**WHAT THE TASK REQUIRES**
Copy out the entries in full and with complete accuracy; pictures are excluded.

**STORED DATA**
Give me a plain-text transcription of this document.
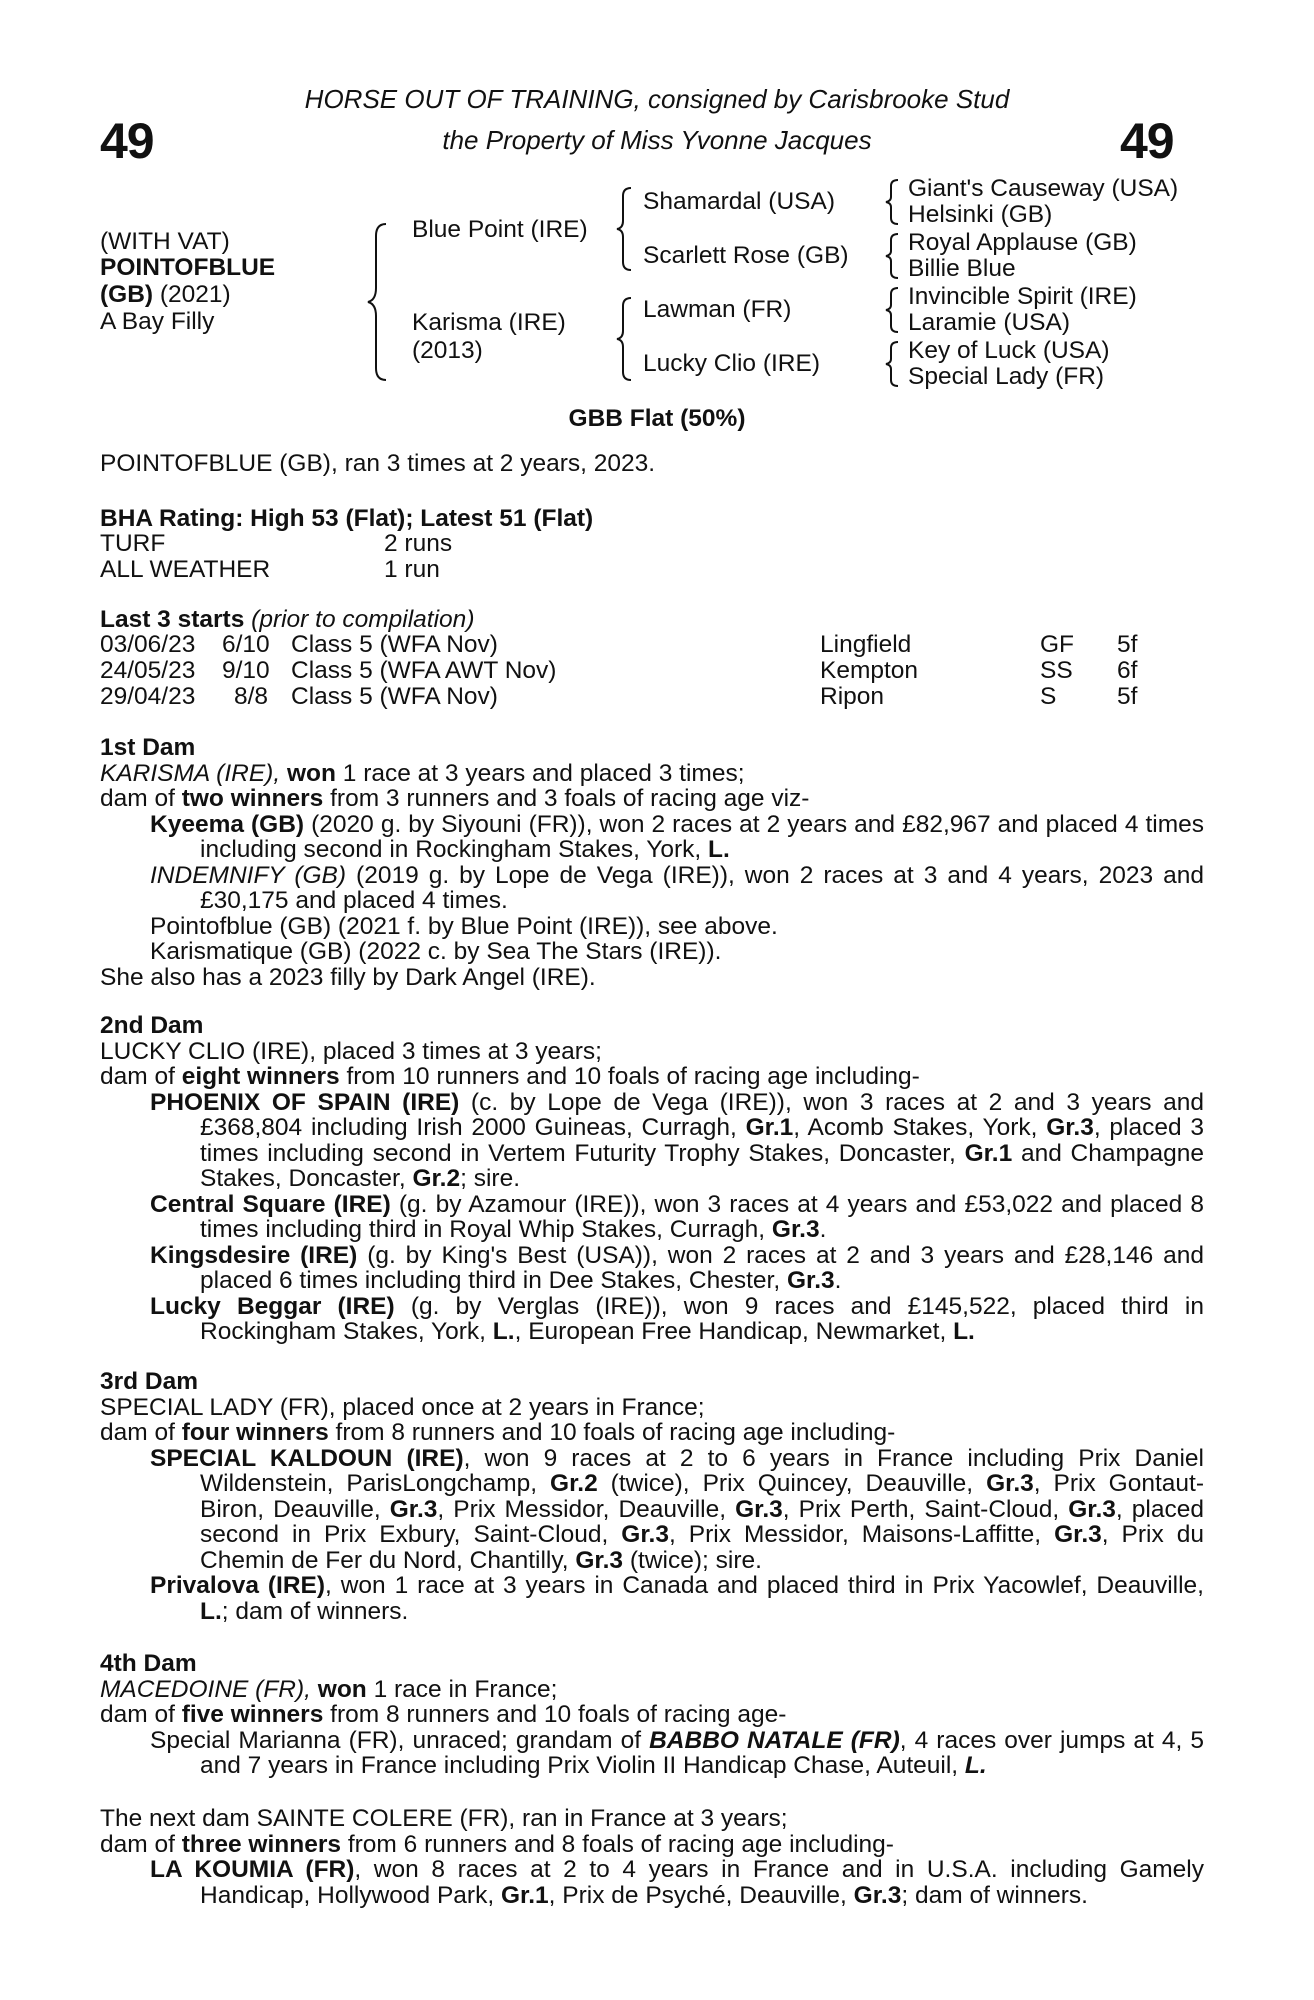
49	49
HORSE OUT OF TRAINING, consigned by Carisbrooke Stud
the Property of Miss Yvonne Jacques
(WITH VAT)
POINTOFBLUE
(GB) (2021)
A Bay Filly
Blue Point (IRE)
Karisma (IRE)
(2013)
Shamardal (USA)
Scarlett Rose (GB)
Lawman (FR)
Lucky Clio (IRE)
Giant's Causeway (USA)
Helsinki (GB)
Royal Applause (GB)
Billie Blue
Invincible Spirit (IRE)
Laramie (USA)
Key of Luck (USA)
Special Lady (FR)
GBB Flat (50%)
POINTOFBLUE (GB), ran 3 times at 2 years, 2023.
BHA Rating: High 53 (Flat); Latest 51 (Flat)
TURF	2 runs
ALL WEATHER	1 run
Last 3 starts (prior to compilation)
03/06/23 6/10 Class 5 (WFA Nov)	Lingfield	GF 5f
24/05/23 9/10 Class 5 (WFA AWT Nov)	Kempton	SS 6f
29/04/23 8/8 Class 5 (WFA Nov)	Ripon	S 5f

1st Dam

KARISMA (IRE), won 1 race at 3 years and placed 3 times;

dam of two winners from 3 runners and 3 foals of racing age viz-

Kyeema (GB) (2020 g. by Siyouni (FR)), won 2 races at 2 years and £82,967 and placed 4 times including second in Rockingham Stakes, York, L.

INDEMNIFY (GB) (2019 g. by Lope de Vega (IRE)), won 2 races at 3 and 4 years, 2023 and £30,175 and placed 4 times.

Pointofblue (GB) (2021 f. by Blue Point (IRE)), see above.

Karismatique (GB) (2022 c. by Sea The Stars (IRE)).

She also has a 2023 filly by Dark Angel (IRE).

2nd Dam

LUCKY CLIO (IRE), placed 3 times at 3 years;

dam of eight winners from 10 runners and 10 foals of racing age including-

PHOENIX OF SPAIN (IRE) (c. by Lope de Vega (IRE)), won 3 races at 2 and 3 years and £368,804 including Irish 2000 Guineas, Curragh, Gr.1, Acomb Stakes, York, Gr.3, placed 3 times including second in Vertem Futurity Trophy Stakes, Doncaster, Gr.1 and Champagne Stakes, Doncaster, Gr.2; sire.

Central Square (IRE) (g. by Azamour (IRE)), won 3 races at 4 years and £53,022 and placed 8 times including third in Royal Whip Stakes, Curragh, Gr.3.

Kingsdesire (IRE) (g. by King's Best (USA)), won 2 races at 2 and 3 years and £28,146 and placed 6 times including third in Dee Stakes, Chester, Gr.3.

Lucky Beggar (IRE) (g. by Verglas (IRE)), won 9 races and £145,522, placed third in Rockingham Stakes, York, L., European Free Handicap, Newmarket, L.

3rd Dam

SPECIAL LADY (FR), placed once at 2 years in France;

dam of four winners from 8 runners and 10 foals of racing age including-

SPECIAL KALDOUN (IRE), won 9 races at 2 to 6 years in France including Prix Daniel Wildenstein, ParisLongchamp, Gr.2 (twice), Prix Quincey, Deauville, Gr.3, Prix Gontaut-Biron, Deauville, Gr.3, Prix Messidor, Deauville, Gr.3, Prix Perth, Saint-Cloud, Gr.3, placed second in Prix Exbury, Saint-Cloud, Gr.3, Prix Messidor, Maisons-Laffitte, Gr.3, Prix du Chemin de Fer du Nord, Chantilly, Gr.3 (twice); sire.

Privalova (IRE), won 1 race at 3 years in Canada and placed third in Prix Yacowlef, Deauville, L.; dam of winners.

4th Dam

MACEDOINE (FR), won 1 race in France;

dam of five winners from 8 runners and 10 foals of racing age-

Special Marianna (FR), unraced; grandam of BABBO NATALE (FR), 4 races over jumps at 4, 5 and 7 years in France including Prix Violin II Handicap Chase, Auteuil, L.

The next dam SAINTE COLERE (FR), ran in France at 3 years;

dam of three winners from 6 runners and 8 foals of racing age including-

LA KOUMIA (FR), won 8 races at 2 to 4 years in France and in U.S.A. including Gamely Handicap, Hollywood Park, Gr.1, Prix de Psyché, Deauville, Gr.3; dam of winners.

**SOLUTION TO THE EXERCISE**
Give me a plain-text transcription of this document.
49	49
HORSE OUT OF TRAINING, consigned by Carisbrooke Stud
the Property of Miss Yvonne Jacques
(WITH VAT)
POINTOFBLUE
(GB) (2021)
A Bay Filly
Blue Point (IRE)
Karisma (IRE)
(2013)
Shamardal (USA)
Scarlett Rose (GB)
Lawman (FR)
Lucky Clio (IRE)
Giant's Causeway (USA)
Helsinki (GB)
Royal Applause (GB)
Billie Blue
Invincible Spirit (IRE)
Laramie (USA)
Key of Luck (USA)
Special Lady (FR)
GBB Flat (50%)
POINTOFBLUE (GB), ran 3 times at 2 years, 2023.
BHA Rating: High 53 (Flat); Latest 51 (Flat)
TURF	2 runs
ALL WEATHER	1 run
Last 3 starts (prior to compilation)
03/06/23 6/10 Class 5 (WFA Nov)	Lingfield	GF 5f
24/05/23 9/10 Class 5 (WFA AWT Nov)	Kempton	SS 6f
29/04/23 8/8 Class 5 (WFA Nov)	Ripon	S 5f

1st Dam

KARISMA (IRE), won 1 race at 3 years and placed 3 times;

dam of two winners from 3 runners and 3 foals of racing age viz-

Kyeema (GB) (2020 g. by Siyouni (FR)), won 2 races at 2 years and £82,967 and placed 4 times including second in Rockingham Stakes, York, L.

INDEMNIFY (GB) (2019 g. by Lope de Vega (IRE)), won 2 races at 3 and 4 years, 2023 and £30,175 and placed 4 times.

Pointofblue (GB) (2021 f. by Blue Point (IRE)), see above.

Karismatique (GB) (2022 c. by Sea The Stars (IRE)).

She also has a 2023 filly by Dark Angel (IRE).

2nd Dam

LUCKY CLIO (IRE), placed 3 times at 3 years;

dam of eight winners from 10 runners and 10 foals of racing age including-

PHOENIX OF SPAIN (IRE) (c. by Lope de Vega (IRE)), won 3 races at 2 and 3 years and £368,804 including Irish 2000 Guineas, Curragh, Gr.1, Acomb Stakes, York, Gr.3, placed 3 times including second in Vertem Futurity Trophy Stakes, Doncaster, Gr.1 and Champagne Stakes, Doncaster, Gr.2; sire.

Central Square (IRE) (g. by Azamour (IRE)), won 3 races at 4 years and £53,022 and placed 8 times including third in Royal Whip Stakes, Curragh, Gr.3.

Kingsdesire (IRE) (g. by King's Best (USA)), won 2 races at 2 and 3 years and £28,146 and placed 6 times including third in Dee Stakes, Chester, Gr.3.

Lucky Beggar (IRE) (g. by Verglas (IRE)), won 9 races and £145,522, placed third in Rockingham Stakes, York, L., European Free Handicap, Newmarket, L.

3rd Dam

SPECIAL LADY (FR), placed once at 2 years in France;

dam of four winners from 8 runners and 10 foals of racing age including-

SPECIAL KALDOUN (IRE), won 9 races at 2 to 6 years in France including Prix Daniel Wildenstein, ParisLongchamp, Gr.2 (twice), Prix Quincey, Deauville, Gr.3, Prix Gontaut-Biron, Deauville, Gr.3, Prix Messidor, Deauville, Gr.3, Prix Perth, Saint-Cloud, Gr.3, placed second in Prix Exbury, Saint-Cloud, Gr.3, Prix Messidor, Maisons-Laffitte, Gr.3, Prix du Chemin de Fer du Nord, Chantilly, Gr.3 (twice); sire.

Privalova (IRE), won 1 race at 3 years in Canada and placed third in Prix Yacowlef, Deauville, L.; dam of winners.

4th Dam

MACEDOINE (FR), won 1 race in France;

dam of five winners from 8 runners and 10 foals of racing age-

Special Marianna (FR), unraced; grandam of BABBO NATALE (FR), 4 races over jumps at 4, 5 and 7 years in France including Prix Violin II Handicap Chase, Auteuil, L.

The next dam SAINTE COLERE (FR), ran in France at 3 years;

dam of three winners from 6 runners and 8 foals of racing age including-

LA KOUMIA (FR), won 8 races at 2 to 4 years in France and in U.S.A. including Gamely Handicap, Hollywood Park, Gr.1, Prix de Psyché, Deauville, Gr.3; dam of winners.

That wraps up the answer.